- [Instruction]: Number the entries as a list, skipping blank lines, from the first line through the line containing "table-cell: John [452,310,516,414]", inclusive.

- [Material to process]:
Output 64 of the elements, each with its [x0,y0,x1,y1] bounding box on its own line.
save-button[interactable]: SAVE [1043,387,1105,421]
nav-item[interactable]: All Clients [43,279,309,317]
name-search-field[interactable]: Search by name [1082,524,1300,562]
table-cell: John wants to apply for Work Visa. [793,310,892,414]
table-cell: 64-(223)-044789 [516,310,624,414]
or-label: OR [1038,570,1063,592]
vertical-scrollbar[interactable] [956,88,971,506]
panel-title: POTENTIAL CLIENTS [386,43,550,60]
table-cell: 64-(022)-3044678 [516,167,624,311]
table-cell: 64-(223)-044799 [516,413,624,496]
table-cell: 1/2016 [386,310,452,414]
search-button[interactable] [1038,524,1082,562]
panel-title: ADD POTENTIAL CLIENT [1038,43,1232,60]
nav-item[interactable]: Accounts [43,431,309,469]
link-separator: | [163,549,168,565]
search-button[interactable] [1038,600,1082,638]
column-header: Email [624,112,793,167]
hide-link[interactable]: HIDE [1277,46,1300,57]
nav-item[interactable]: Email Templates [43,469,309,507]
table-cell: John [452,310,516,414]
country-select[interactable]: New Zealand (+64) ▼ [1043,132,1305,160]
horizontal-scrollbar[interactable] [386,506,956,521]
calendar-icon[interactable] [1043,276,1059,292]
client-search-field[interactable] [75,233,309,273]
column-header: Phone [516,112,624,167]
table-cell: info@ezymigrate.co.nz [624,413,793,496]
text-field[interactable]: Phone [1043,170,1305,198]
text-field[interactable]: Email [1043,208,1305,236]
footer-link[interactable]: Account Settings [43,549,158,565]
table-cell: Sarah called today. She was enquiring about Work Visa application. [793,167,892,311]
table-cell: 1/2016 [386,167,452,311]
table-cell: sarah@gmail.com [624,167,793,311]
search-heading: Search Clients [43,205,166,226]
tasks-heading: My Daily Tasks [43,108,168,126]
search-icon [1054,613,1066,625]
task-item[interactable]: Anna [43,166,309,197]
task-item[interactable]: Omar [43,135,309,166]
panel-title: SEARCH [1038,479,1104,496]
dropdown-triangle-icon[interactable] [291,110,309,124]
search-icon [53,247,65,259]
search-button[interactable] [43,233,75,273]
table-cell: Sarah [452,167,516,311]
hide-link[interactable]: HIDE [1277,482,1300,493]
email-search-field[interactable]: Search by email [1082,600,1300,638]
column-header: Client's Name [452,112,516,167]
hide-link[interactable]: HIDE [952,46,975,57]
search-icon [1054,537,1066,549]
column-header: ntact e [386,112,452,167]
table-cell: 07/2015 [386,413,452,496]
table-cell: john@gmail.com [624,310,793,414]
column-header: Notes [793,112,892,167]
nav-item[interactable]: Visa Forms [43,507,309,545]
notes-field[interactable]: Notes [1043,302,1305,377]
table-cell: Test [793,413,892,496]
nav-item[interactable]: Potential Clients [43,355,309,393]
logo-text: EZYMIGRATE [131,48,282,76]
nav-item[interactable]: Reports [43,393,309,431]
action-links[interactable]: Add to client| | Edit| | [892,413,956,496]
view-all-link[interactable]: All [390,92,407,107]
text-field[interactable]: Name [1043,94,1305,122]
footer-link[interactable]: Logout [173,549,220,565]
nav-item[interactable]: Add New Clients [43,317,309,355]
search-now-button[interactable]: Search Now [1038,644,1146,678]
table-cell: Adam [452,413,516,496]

- [Written response]:
1. Output 64 of the elements, each with its [x0,y0,x1,y1] bounding box on its own line.
2. save-button[interactable]: SAVE [1043,387,1105,421]
3. nav-item[interactable]: All Clients [43,279,309,317]
4. name-search-field[interactable]: Search by name [1082,524,1300,562]
5. table-cell: John wants to apply for Work Visa. [793,310,892,414]
6. table-cell: 64-(223)-044789 [516,310,624,414]
7. or-label: OR [1038,570,1063,592]
8. vertical-scrollbar[interactable] [956,88,971,506]
9. panel-title: POTENTIAL CLIENTS [386,43,550,60]
10. table-cell: 64-(022)-3044678 [516,167,624,311]
11. table-cell: 64-(223)-044799 [516,413,624,496]
12. table-cell: 1/2016 [386,310,452,414]
13. search-button[interactable] [1038,524,1082,562]
14. panel-title: ADD POTENTIAL CLIENT [1038,43,1232,60]
15. nav-item[interactable]: Accounts [43,431,309,469]
16. link-separator: | [163,549,168,565]
17. search-button[interactable] [1038,600,1082,638]
18. column-header: Email [624,112,793,167]
19. hide-link[interactable]: HIDE [1277,46,1300,57]
20. nav-item[interactable]: Email Templates [43,469,309,507]
21. table-cell: John [452,310,516,414]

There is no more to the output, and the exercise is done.